▶ _Written instruction_: Copy each line of the records that holds the string "xlabel".

▶ _Input rows_:
%%

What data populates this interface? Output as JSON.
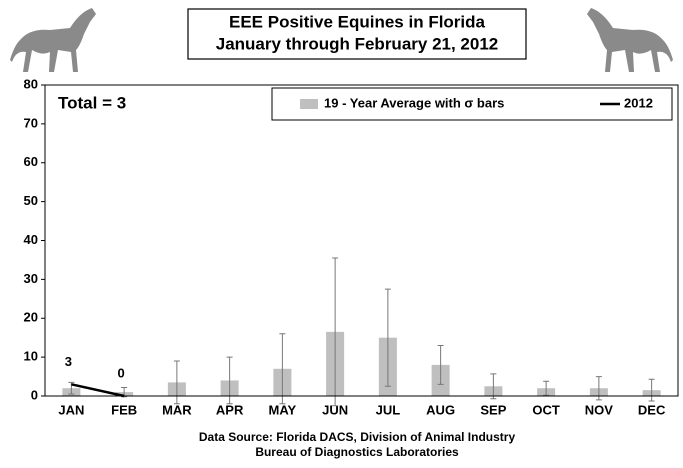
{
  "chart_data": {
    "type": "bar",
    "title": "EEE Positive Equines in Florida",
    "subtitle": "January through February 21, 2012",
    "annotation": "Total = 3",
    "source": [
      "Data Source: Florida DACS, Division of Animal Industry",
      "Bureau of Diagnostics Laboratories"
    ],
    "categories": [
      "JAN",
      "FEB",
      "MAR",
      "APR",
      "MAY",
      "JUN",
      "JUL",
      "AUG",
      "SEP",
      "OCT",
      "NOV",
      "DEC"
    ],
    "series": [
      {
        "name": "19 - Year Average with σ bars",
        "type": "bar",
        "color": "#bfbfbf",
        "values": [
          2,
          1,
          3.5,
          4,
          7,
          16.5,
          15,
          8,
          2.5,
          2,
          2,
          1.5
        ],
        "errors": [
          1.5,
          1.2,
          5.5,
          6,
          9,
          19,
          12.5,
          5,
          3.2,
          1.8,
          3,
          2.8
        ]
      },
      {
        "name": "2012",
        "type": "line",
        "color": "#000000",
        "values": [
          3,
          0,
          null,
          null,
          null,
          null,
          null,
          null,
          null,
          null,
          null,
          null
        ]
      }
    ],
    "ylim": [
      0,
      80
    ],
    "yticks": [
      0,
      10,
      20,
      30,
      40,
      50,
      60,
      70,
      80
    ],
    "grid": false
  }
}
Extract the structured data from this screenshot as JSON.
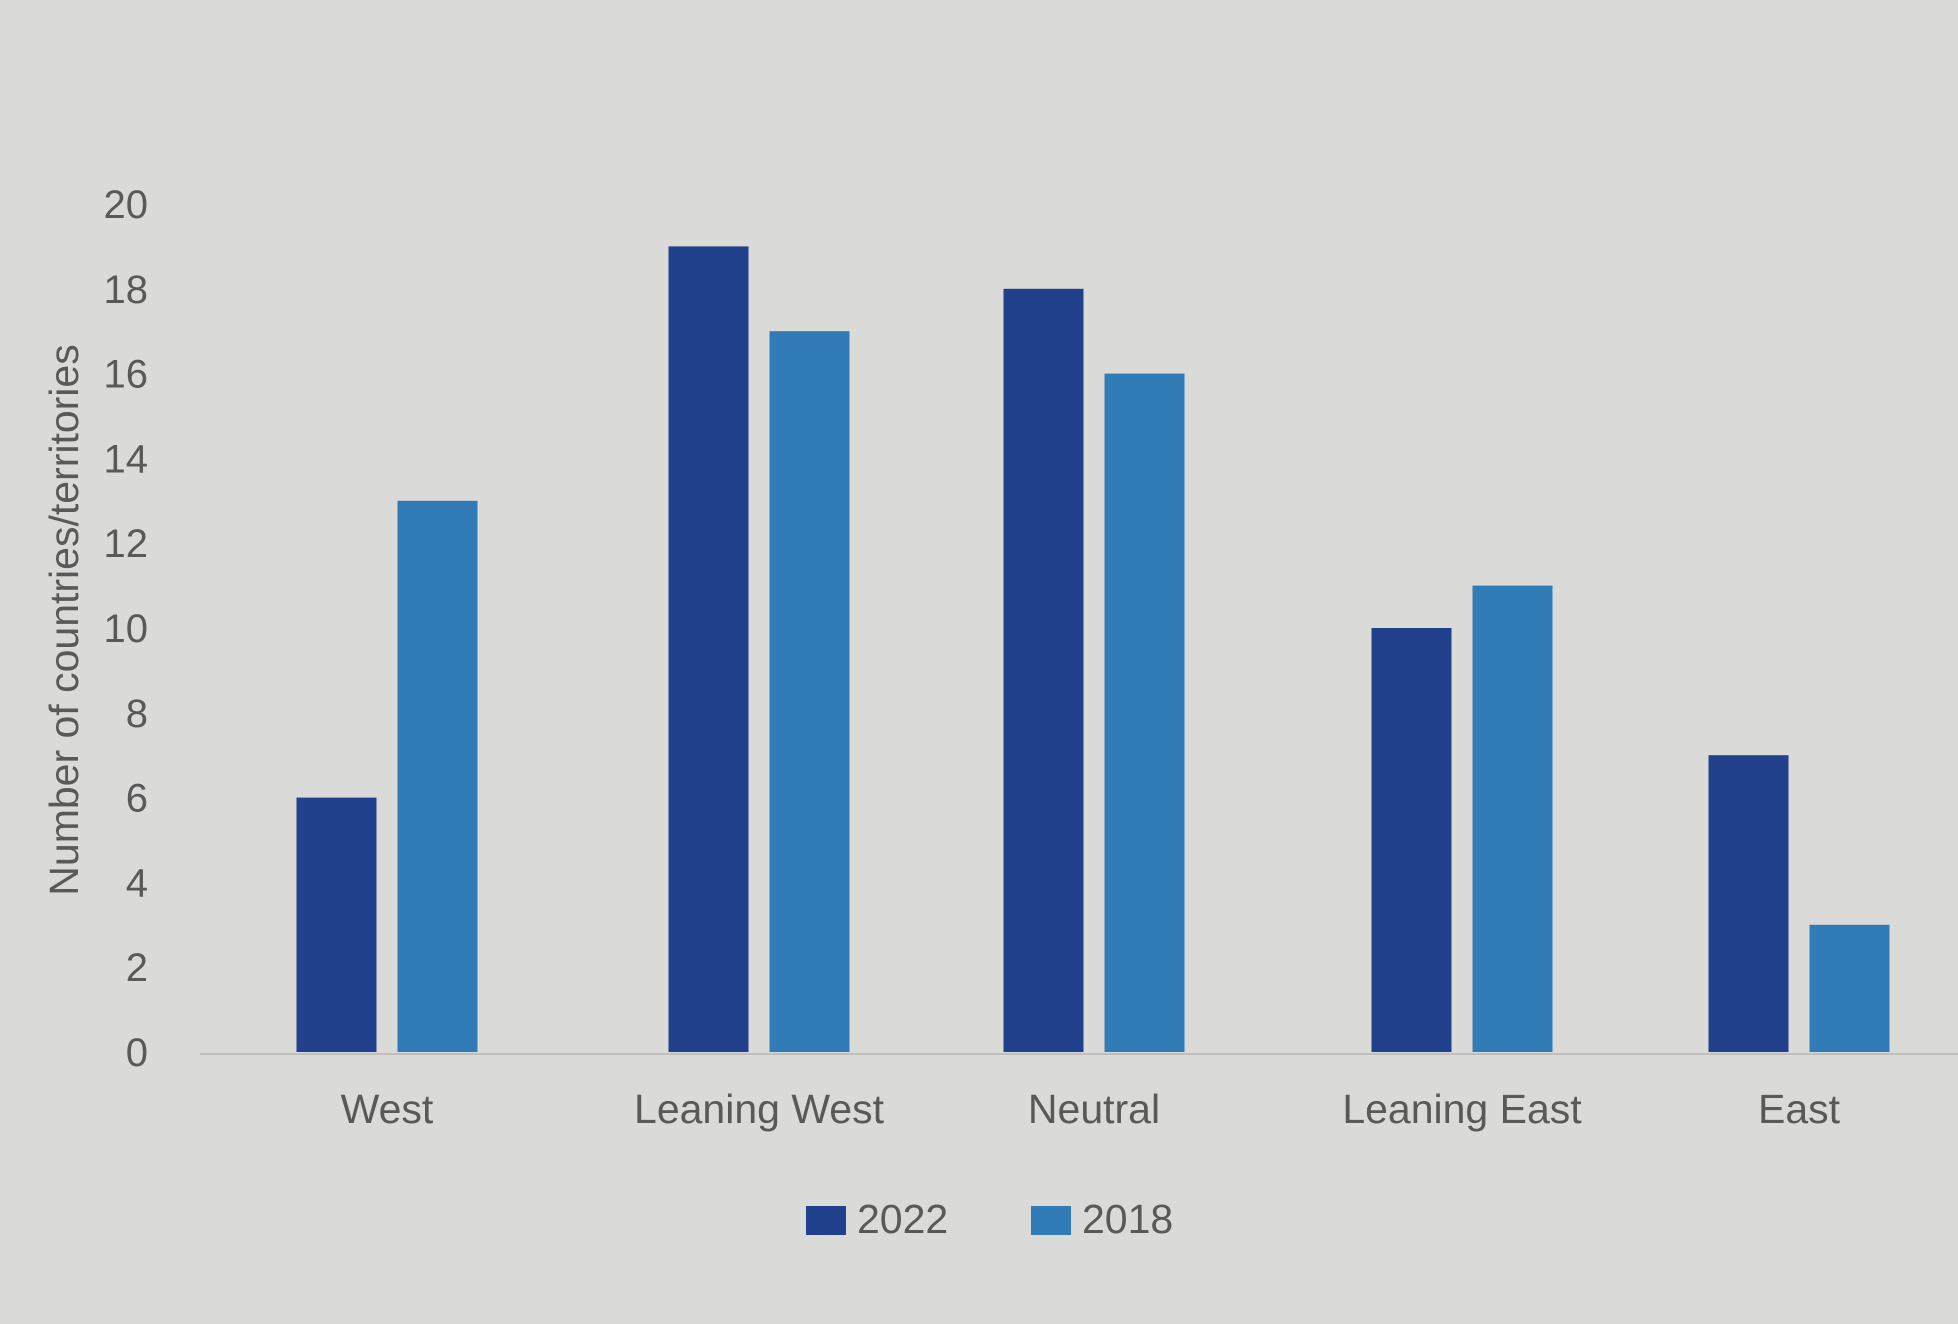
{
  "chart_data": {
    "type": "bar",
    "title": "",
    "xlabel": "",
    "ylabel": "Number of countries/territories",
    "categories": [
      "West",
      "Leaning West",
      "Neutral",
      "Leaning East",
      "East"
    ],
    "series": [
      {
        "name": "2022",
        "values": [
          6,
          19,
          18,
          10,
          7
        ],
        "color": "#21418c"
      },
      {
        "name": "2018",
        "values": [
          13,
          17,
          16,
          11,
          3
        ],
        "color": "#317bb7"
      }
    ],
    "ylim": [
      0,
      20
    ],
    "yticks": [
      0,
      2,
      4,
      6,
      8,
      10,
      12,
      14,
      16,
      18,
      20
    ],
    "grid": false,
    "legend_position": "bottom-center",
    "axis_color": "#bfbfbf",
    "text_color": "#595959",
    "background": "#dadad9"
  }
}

%%
%%

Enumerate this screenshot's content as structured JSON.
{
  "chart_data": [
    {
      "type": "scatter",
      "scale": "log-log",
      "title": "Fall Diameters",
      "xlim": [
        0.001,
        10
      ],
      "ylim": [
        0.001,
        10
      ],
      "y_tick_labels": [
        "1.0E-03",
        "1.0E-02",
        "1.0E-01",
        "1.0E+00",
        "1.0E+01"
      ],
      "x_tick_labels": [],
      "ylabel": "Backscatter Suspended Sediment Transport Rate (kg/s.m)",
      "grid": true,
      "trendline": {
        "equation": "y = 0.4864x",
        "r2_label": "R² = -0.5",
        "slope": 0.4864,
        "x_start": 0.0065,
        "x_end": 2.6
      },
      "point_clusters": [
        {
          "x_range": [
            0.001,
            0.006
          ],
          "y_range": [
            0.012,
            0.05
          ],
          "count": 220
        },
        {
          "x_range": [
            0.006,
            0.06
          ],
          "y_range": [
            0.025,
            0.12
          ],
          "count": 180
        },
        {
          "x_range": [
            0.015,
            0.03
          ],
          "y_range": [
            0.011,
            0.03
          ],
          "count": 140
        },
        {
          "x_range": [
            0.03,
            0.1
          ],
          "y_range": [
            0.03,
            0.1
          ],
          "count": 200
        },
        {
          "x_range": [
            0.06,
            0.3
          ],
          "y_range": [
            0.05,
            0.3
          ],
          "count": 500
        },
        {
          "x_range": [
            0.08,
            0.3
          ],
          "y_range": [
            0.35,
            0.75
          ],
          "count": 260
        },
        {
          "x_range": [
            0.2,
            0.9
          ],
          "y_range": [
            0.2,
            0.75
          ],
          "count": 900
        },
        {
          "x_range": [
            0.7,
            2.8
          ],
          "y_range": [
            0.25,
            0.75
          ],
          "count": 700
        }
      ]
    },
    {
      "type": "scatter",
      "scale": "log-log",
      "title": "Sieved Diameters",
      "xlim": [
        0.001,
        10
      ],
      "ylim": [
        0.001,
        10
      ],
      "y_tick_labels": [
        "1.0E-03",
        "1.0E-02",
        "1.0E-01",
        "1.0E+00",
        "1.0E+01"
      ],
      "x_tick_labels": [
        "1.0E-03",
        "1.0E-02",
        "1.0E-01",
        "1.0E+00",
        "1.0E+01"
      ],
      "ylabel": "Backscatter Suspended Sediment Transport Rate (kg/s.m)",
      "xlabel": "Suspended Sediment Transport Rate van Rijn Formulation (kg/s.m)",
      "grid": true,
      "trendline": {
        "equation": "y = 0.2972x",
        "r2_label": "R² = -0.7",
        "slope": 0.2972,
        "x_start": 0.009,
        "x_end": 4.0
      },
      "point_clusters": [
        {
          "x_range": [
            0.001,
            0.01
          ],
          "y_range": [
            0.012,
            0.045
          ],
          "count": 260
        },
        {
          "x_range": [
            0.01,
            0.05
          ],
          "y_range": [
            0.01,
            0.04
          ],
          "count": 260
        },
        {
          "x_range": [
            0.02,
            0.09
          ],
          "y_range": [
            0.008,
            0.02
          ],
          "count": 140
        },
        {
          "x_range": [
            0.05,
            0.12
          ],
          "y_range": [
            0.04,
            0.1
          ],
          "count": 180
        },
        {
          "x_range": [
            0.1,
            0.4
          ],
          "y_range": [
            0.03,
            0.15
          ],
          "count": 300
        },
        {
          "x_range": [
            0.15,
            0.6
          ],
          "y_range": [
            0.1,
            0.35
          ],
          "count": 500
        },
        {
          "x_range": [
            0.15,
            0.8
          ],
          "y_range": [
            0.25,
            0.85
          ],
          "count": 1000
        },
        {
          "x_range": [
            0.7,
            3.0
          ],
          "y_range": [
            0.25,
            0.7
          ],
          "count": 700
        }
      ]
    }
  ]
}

%%

▶ _Answer to the task_:
    "xlabel": "",
      "xlabel": "Suspended Sediment Transport Rate van Rijn Formulation (kg/s.m)",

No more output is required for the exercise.